» RECORDS SUPPLIED
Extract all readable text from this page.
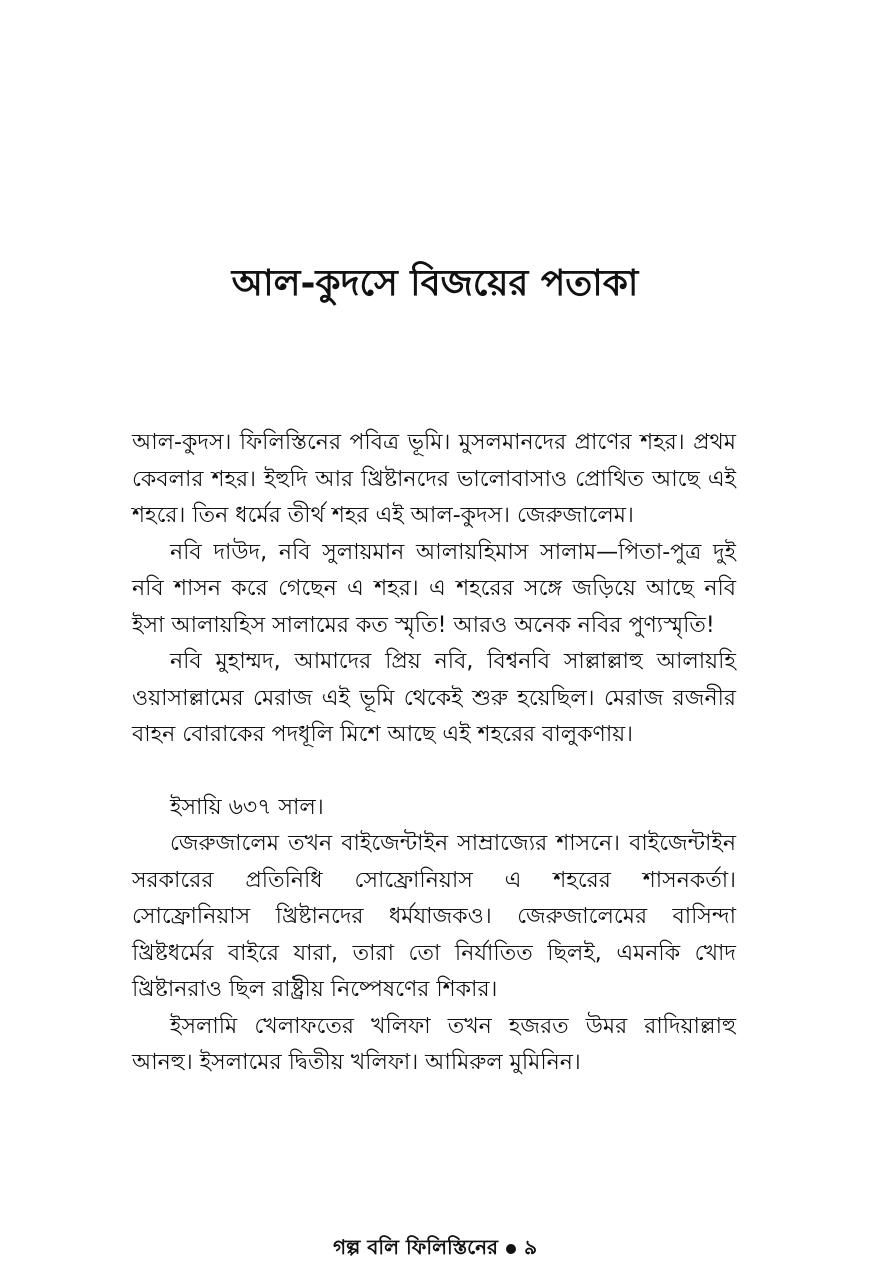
আল-কুদসে বিজয়ের পতাকা

আল-কুদস। ফিলিস্তিনের পবিত্র ভূমি। মুসলমানদের প্রাণের শহর। প্রথম কেবলার শহর। ইহুদি আর খ্রিষ্টানদের ভালোবাসাও প্রোথিত আছে এই শহরে। তিন ধর্মের তীর্থ শহর এই আল-কুদস। জেরুজালেম।

নবি দাউদ, নবি সুলায়মান আলায়হিমাস সালাম—পিতা-পুত্র দুই নবি শাসন করে গেছেন এ শহর। এ শহরের সঙ্গে জড়িয়ে আছে নবি ইসা আলায়হিস সালামের কত স্মৃতি! আরও অনেক নবির পুণ্যস্মৃতি!

নবি মুহাম্মদ, আমাদের প্রিয় নবি, বিশ্বনবি সাল্লাল্লাহু আলায়হি ওয়াসাল্লামের মেরাজ এই ভূমি থেকেই শুরু হয়েছিল। মেরাজ রজনীর বাহন বোরাকের পদধূলি মিশে আছে এই শহরের বালুকণায়।

ইসায়ি ৬৩৭ সাল।

জেরুজালেম তখন বাইজেন্টাইন সাম্রাজ্যের শাসনে। বাইজেন্টাইন সরকারের প্রতিনিধি সোফ্রোনিয়াস এ শহরের শাসনকর্তা। সোফ্রোনিয়াস খ্রিষ্টানদের ধর্মযাজকও। জেরুজালেমের বাসিন্দা খ্রিষ্টধর্মের বাইরে যারা, তারা তো নির্যাতিত ছিলই, এমনকি খোদ খ্রিষ্টানরাও ছিল রাষ্ট্রীয় নিষ্পেষণের শিকার।

ইসলামি খেলাফতের খলিফা তখন হজরত উমর রাদিয়াল্লাহু আনহু। ইসলামের দ্বিতীয় খলিফা। আমিরুল মুমিনিন।

গল্প বলি ফিলিস্তিনের ৯
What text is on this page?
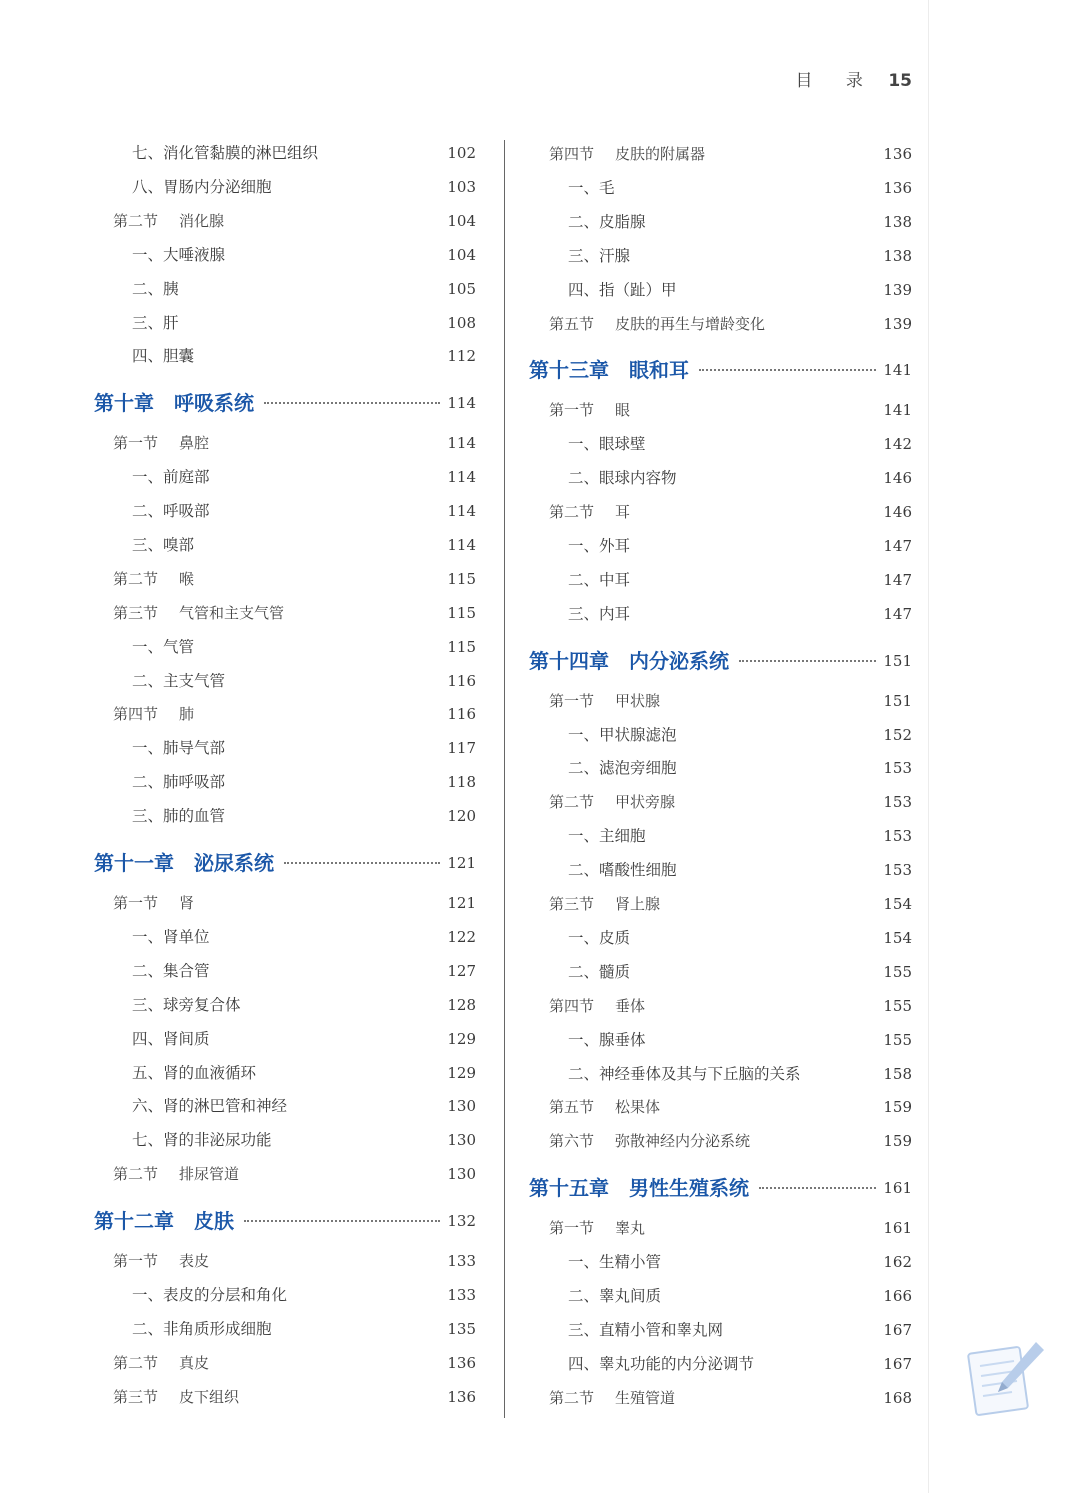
目 录 15
七、消化管黏膜的淋巴组织	102
八、胃肠内分泌细胞	103
第二节 消化腺	104
一、大唾液腺	104
二、胰	105
三、肝	108
四、胆囊	112
第十章 呼吸系统	114
第一节 鼻腔	114
一、前庭部	114
二、呼吸部	114
三、嗅部	114
第二节 喉	115
第三节 气管和主支气管	115
一、气管	115
二、主支气管	116
第四节 肺	116
一、肺导气部	117
二、肺呼吸部	118
三、肺的血管	120
第十一章 泌尿系统	121
第一节 肾	121
一、肾单位	122
二、集合管	127
三、球旁复合体	128
四、肾间质	129
五、肾的血液循环	129
六、肾的淋巴管和神经	130
七、肾的非泌尿功能	130
第二节 排尿管道	130
第十二章 皮肤	132
第一节 表皮	133
一、表皮的分层和角化	133
二、非角质形成细胞	135
第二节 真皮	136
第三节 皮下组织	136
第四节 皮肤的附属器	136
一、毛	136
二、皮脂腺	138
三、汗腺	138
四、指（趾）甲	139
第五节 皮肤的再生与增龄变化	139
第十三章 眼和耳	141
第一节 眼	141
一、眼球壁	142
二、眼球内容物	146
第二节 耳	146
一、外耳	147
二、中耳	147
三、内耳	147
第十四章 内分泌系统	151
第一节 甲状腺	151
一、甲状腺滤泡	152
二、滤泡旁细胞	153
第二节 甲状旁腺	153
一、主细胞	153
二、嗜酸性细胞	153
第三节 肾上腺	154
一、皮质	154
二、髓质	155
第四节 垂体	155
一、腺垂体	155
二、神经垂体及其与下丘脑的关系	158
第五节 松果体	159
第六节 弥散神经内分泌系统	159
第十五章 男性生殖系统	161
第一节 睾丸	161
一、生精小管	162
二、睾丸间质	166
三、直精小管和睾丸网	167
四、睾丸功能的内分泌调节	167
第二节 生殖管道	168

» WHAT THIS TASK INVOLVES
Collect every line from the records above that contains the word "text".

» RESULT OF THE TASK
Extract all readable text from this page.
What text is on this page?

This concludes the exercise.